■ AIM OF THE EXERCISE: Below is a listing; write it out exactly and drop any images from it.

■ ENTRIES PROVIDED:
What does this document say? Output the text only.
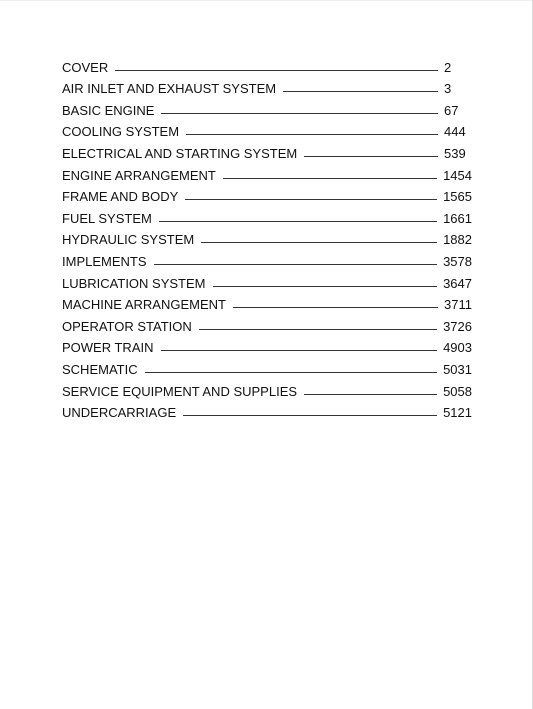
COVER	2
AIR INLET AND EXHAUST SYSTEM	3
BASIC ENGINE	67
COOLING SYSTEM	444
ELECTRICAL AND STARTING SYSTEM	539
ENGINE ARRANGEMENT	1454
FRAME AND BODY	1565
FUEL SYSTEM	1661
HYDRAULIC SYSTEM	1882
IMPLEMENTS	3578
LUBRICATION SYSTEM	3647
MACHINE ARRANGEMENT	3711
OPERATOR STATION	3726
POWER TRAIN	4903
SCHEMATIC	5031
SERVICE EQUIPMENT AND SUPPLIES	5058
UNDERCARRIAGE	5121
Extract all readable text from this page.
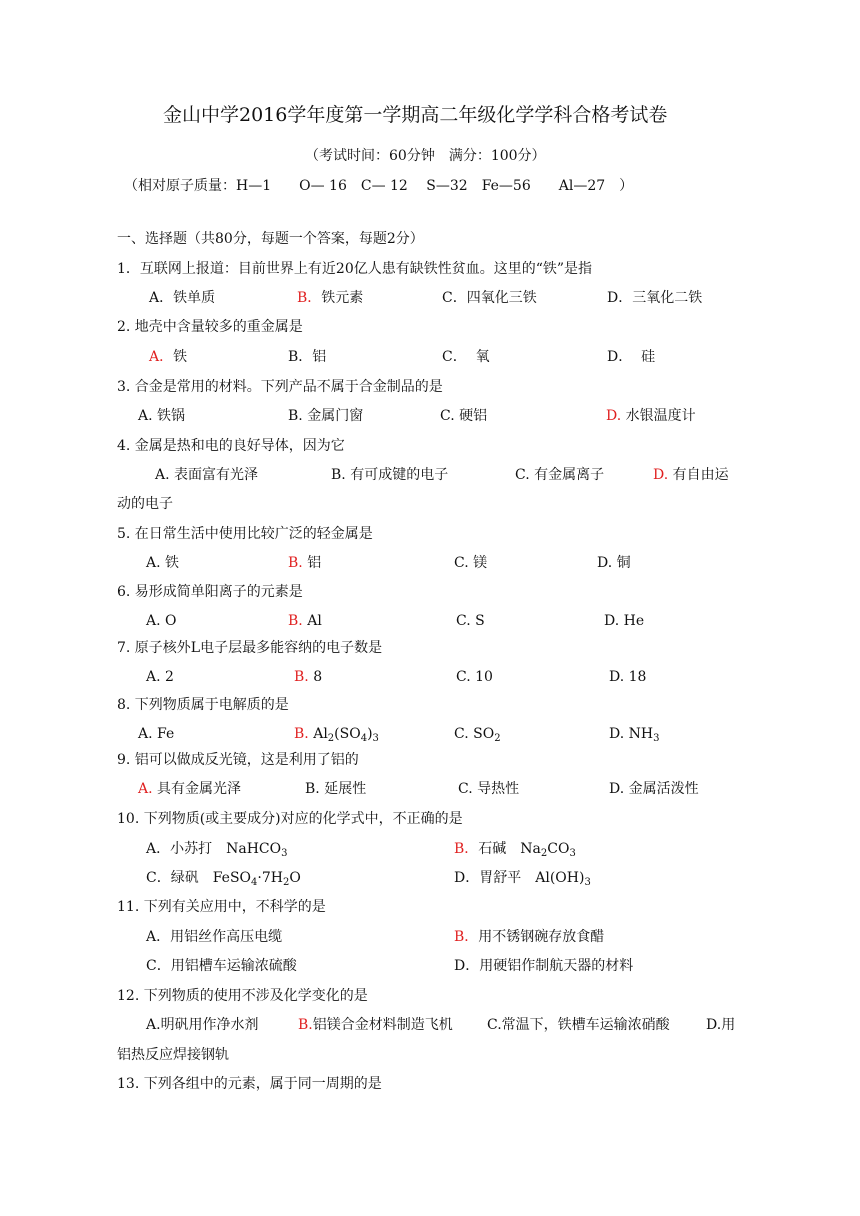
金山中学2016学年度第一学期高二年级化学学科合格考试卷
（考试时间：60分钟　满分：100分）
（相对原子质量：H—1　　O— 16　C— 12　 S—32　Fe—56　　Al—27　）
一、选择题（共80分，每题一个答案，每题2分）
1．互联网上报道：目前世界上有近20亿人患有缺铁性贫血。这里的“铁”是指
A．铁单质	B．铁元素	C．四氧化三铁	D．三氧化二铁
2. 地壳中含量较多的重金属是
A．铁	B．铝	C． 氧	D． 硅
3. 合金是常用的材料。下列产品不属于合金制品的是
A. 铁锅	B. 金属门窗	C. 硬铝	D. 水银温度计
4. 金属是热和电的良好导体，因为它
A. 表面富有光泽	B. 有可成键的电子	C. 有金属离子	D. 有自由运
动的电子
5. 在日常生活中使用比较广泛的轻金属是
A. 铁	B. 铝	C. 镁	D. 铜
6. 易形成简单阳离子的元素是
A. O	B. Al	C. S	D. He
7. 原子核外L电子层最多能容纳的电子数是
A. 2	B. 8	C. 10	D. 18
8. 下列物质属于电解质的是
A. Fe	B. $Al_2(SO_4)_3$	C. $SO_2$	D. $NH_3$
9. 铝可以做成反光镜，这是利用了铝的
A. 具有金属光泽	B. 延展性	C. 导热性	D. 金属活泼性
10. 下列物质(或主要成分)对应的化学式中，不正确的是
A．小苏打　NaHCO$_3$	B．石碱　$Na_2CO_3$
C．绿矾　$FeSO_4\cdot 7H_2O$	D．胃舒平　$Al(OH)_3$
11. 下列有关应用中，不科学的是
A．用铝丝作高压电缆	B．用不锈钢碗存放食醋
C．用铝槽车运输浓硫酸	D．用硬铝作制航天器的材料
12. 下列物质的使用不涉及化学变化的是
A.明矾用作净水剂	B.铝镁合金材料制造飞机 C.常温下，铁槽车运输浓硝酸	D.用
铝热反应焊接钢轨
13. 下列各组中的元素，属于同一周期的是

■ EXERCISE ANSWER:
What does this document say? Output the text only.
COVER	2
AIR INLET AND EXHAUST SYSTEM	3
BASIC ENGINE	67
COOLING SYSTEM	444
ELECTRICAL AND STARTING SYSTEM	539
ENGINE ARRANGEMENT	1454
FRAME AND BODY	1565
FUEL SYSTEM	1661
HYDRAULIC SYSTEM	1882
IMPLEMENTS	3578
LUBRICATION SYSTEM	3647
MACHINE ARRANGEMENT	3711
OPERATOR STATION	3726
POWER TRAIN	4903
SCHEMATIC	5031
SERVICE EQUIPMENT AND SUPPLIES	5058
UNDERCARRIAGE	5121
Extract all readable text from this page.
金山中学2016学年度第一学期高二年级化学学科合格考试卷
（考试时间：60分钟　满分：100分）
（相对原子质量：H—1　　O— 16　C— 12　 S—32　Fe—56　　Al—27　）
一、选择题（共80分，每题一个答案，每题2分）
1．互联网上报道：目前世界上有近20亿人患有缺铁性贫血。这里的“铁”是指
A．铁单质	B．铁元素	C．四氧化三铁	D．三氧化二铁
2. 地壳中含量较多的重金属是
A．铁	B．铝	C． 氧	D． 硅
3. 合金是常用的材料。下列产品不属于合金制品的是
A. 铁锅	B. 金属门窗	C. 硬铝	D. 水银温度计
4. 金属是热和电的良好导体，因为它
A. 表面富有光泽	B. 有可成键的电子	C. 有金属离子	D. 有自由运
动的电子
5. 在日常生活中使用比较广泛的轻金属是
A. 铁	B. 铝	C. 镁	D. 铜
6. 易形成简单阳离子的元素是
A. O	B. Al	C. S	D. He
7. 原子核外L电子层最多能容纳的电子数是
A. 2	B. 8	C. 10	D. 18
8. 下列物质属于电解质的是
A. Fe	B. $Al_2(SO_4)_3$	C. $SO_2$	D. $NH_3$
9. 铝可以做成反光镜，这是利用了铝的
A. 具有金属光泽	B. 延展性	C. 导热性	D. 金属活泼性
10. 下列物质(或主要成分)对应的化学式中，不正确的是
A．小苏打　NaHCO$_3$	B．石碱　$Na_2CO_3$
C．绿矾　$FeSO_4\cdot 7H_2O$	D．胃舒平　$Al(OH)_3$
11. 下列有关应用中，不科学的是
A．用铝丝作高压电缆	B．用不锈钢碗存放食醋
C．用铝槽车运输浓硫酸	D．用硬铝作制航天器的材料
12. 下列物质的使用不涉及化学变化的是
A.明矾用作净水剂	B.铝镁合金材料制造飞机 C.常温下，铁槽车运输浓硝酸	D.用
铝热反应焊接钢轨
13. 下列各组中的元素，属于同一周期的是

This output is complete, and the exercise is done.